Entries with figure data
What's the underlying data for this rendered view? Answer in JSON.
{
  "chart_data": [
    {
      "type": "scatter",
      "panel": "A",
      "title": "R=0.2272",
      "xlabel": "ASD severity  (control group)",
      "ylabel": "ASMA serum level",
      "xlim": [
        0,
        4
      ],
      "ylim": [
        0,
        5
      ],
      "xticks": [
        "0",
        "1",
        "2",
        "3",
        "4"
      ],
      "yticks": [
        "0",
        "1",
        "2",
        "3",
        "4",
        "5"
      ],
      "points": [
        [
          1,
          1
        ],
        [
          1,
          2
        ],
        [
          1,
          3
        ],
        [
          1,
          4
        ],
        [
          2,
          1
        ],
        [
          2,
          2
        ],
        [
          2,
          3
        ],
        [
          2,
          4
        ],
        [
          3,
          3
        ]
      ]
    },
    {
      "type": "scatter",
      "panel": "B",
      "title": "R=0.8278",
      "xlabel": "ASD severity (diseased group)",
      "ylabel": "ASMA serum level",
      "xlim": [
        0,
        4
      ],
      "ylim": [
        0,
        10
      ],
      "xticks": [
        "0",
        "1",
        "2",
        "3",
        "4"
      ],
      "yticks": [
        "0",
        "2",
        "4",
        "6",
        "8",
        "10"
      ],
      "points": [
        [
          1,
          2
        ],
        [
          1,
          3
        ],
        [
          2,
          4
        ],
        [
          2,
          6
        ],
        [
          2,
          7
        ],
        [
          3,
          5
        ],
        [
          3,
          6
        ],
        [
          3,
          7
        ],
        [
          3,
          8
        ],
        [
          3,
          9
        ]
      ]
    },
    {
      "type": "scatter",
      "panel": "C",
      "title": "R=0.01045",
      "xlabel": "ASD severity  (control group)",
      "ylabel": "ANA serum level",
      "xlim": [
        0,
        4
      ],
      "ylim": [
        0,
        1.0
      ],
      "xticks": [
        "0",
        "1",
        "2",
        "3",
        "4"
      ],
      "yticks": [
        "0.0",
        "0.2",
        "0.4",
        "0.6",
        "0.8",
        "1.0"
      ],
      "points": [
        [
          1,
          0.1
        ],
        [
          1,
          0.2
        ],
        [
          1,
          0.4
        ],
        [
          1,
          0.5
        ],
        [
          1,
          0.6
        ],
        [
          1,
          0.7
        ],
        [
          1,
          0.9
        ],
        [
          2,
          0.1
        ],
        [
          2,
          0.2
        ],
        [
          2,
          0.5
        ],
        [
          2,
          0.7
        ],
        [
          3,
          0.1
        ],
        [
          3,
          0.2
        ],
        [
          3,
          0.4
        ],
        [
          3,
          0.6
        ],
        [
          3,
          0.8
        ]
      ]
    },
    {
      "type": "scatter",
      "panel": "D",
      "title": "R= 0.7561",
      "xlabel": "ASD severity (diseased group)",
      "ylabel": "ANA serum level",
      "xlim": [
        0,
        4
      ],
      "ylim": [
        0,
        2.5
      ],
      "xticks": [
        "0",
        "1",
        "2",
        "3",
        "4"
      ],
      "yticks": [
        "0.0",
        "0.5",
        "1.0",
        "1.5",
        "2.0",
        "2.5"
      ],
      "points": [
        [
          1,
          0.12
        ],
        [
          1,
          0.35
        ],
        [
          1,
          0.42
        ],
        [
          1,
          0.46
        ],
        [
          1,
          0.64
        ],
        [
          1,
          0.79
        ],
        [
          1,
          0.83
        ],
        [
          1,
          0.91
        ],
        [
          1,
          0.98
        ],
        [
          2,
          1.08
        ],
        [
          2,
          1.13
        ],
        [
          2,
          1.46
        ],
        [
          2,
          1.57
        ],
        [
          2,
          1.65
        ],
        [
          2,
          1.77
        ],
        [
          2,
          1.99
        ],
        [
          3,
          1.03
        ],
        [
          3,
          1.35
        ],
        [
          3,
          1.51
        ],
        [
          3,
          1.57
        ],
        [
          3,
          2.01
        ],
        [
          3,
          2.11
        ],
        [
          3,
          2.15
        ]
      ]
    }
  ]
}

SET TASK: The records above should be restated word for word, please.

WRITTEN RESPONSE:
What's the underlying data for this rendered view? Answer in JSON.
{
  "chart_data": [
    {
      "type": "scatter",
      "panel": "A",
      "title": "R=0.2272",
      "xlabel": "ASD severity  (control group)",
      "ylabel": "ASMA serum level",
      "xlim": [
        0,
        4
      ],
      "ylim": [
        0,
        5
      ],
      "xticks": [
        "0",
        "1",
        "2",
        "3",
        "4"
      ],
      "yticks": [
        "0",
        "1",
        "2",
        "3",
        "4",
        "5"
      ],
      "points": [
        [
          1,
          1
        ],
        [
          1,
          2
        ],
        [
          1,
          3
        ],
        [
          1,
          4
        ],
        [
          2,
          1
        ],
        [
          2,
          2
        ],
        [
          2,
          3
        ],
        [
          2,
          4
        ],
        [
          3,
          3
        ]
      ]
    },
    {
      "type": "scatter",
      "panel": "B",
      "title": "R=0.8278",
      "xlabel": "ASD severity (diseased group)",
      "ylabel": "ASMA serum level",
      "xlim": [
        0,
        4
      ],
      "ylim": [
        0,
        10
      ],
      "xticks": [
        "0",
        "1",
        "2",
        "3",
        "4"
      ],
      "yticks": [
        "0",
        "2",
        "4",
        "6",
        "8",
        "10"
      ],
      "points": [
        [
          1,
          2
        ],
        [
          1,
          3
        ],
        [
          2,
          4
        ],
        [
          2,
          6
        ],
        [
          2,
          7
        ],
        [
          3,
          5
        ],
        [
          3,
          6
        ],
        [
          3,
          7
        ],
        [
          3,
          8
        ],
        [
          3,
          9
        ]
      ]
    },
    {
      "type": "scatter",
      "panel": "C",
      "title": "R=0.01045",
      "xlabel": "ASD severity  (control group)",
      "ylabel": "ANA serum level",
      "xlim": [
        0,
        4
      ],
      "ylim": [
        0,
        1.0
      ],
      "xticks": [
        "0",
        "1",
        "2",
        "3",
        "4"
      ],
      "yticks": [
        "0.0",
        "0.2",
        "0.4",
        "0.6",
        "0.8",
        "1.0"
      ],
      "points": [
        [
          1,
          0.1
        ],
        [
          1,
          0.2
        ],
        [
          1,
          0.4
        ],
        [
          1,
          0.5
        ],
        [
          1,
          0.6
        ],
        [
          1,
          0.7
        ],
        [
          1,
          0.9
        ],
        [
          2,
          0.1
        ],
        [
          2,
          0.2
        ],
        [
          2,
          0.5
        ],
        [
          2,
          0.7
        ],
        [
          3,
          0.1
        ],
        [
          3,
          0.2
        ],
        [
          3,
          0.4
        ],
        [
          3,
          0.6
        ],
        [
          3,
          0.8
        ]
      ]
    },
    {
      "type": "scatter",
      "panel": "D",
      "title": "R= 0.7561",
      "xlabel": "ASD severity (diseased group)",
      "ylabel": "ANA serum level",
      "xlim": [
        0,
        4
      ],
      "ylim": [
        0,
        2.5
      ],
      "xticks": [
        "0",
        "1",
        "2",
        "3",
        "4"
      ],
      "yticks": [
        "0.0",
        "0.5",
        "1.0",
        "1.5",
        "2.0",
        "2.5"
      ],
      "points": [
        [
          1,
          0.12
        ],
        [
          1,
          0.35
        ],
        [
          1,
          0.42
        ],
        [
          1,
          0.46
        ],
        [
          1,
          0.64
        ],
        [
          1,
          0.79
        ],
        [
          1,
          0.83
        ],
        [
          1,
          0.91
        ],
        [
          1,
          0.98
        ],
        [
          2,
          1.08
        ],
        [
          2,
          1.13
        ],
        [
          2,
          1.46
        ],
        [
          2,
          1.57
        ],
        [
          2,
          1.65
        ],
        [
          2,
          1.77
        ],
        [
          2,
          1.99
        ],
        [
          3,
          1.03
        ],
        [
          3,
          1.35
        ],
        [
          3,
          1.51
        ],
        [
          3,
          1.57
        ],
        [
          3,
          2.01
        ],
        [
          3,
          2.11
        ],
        [
          3,
          2.15
        ]
      ]
    }
  ]
}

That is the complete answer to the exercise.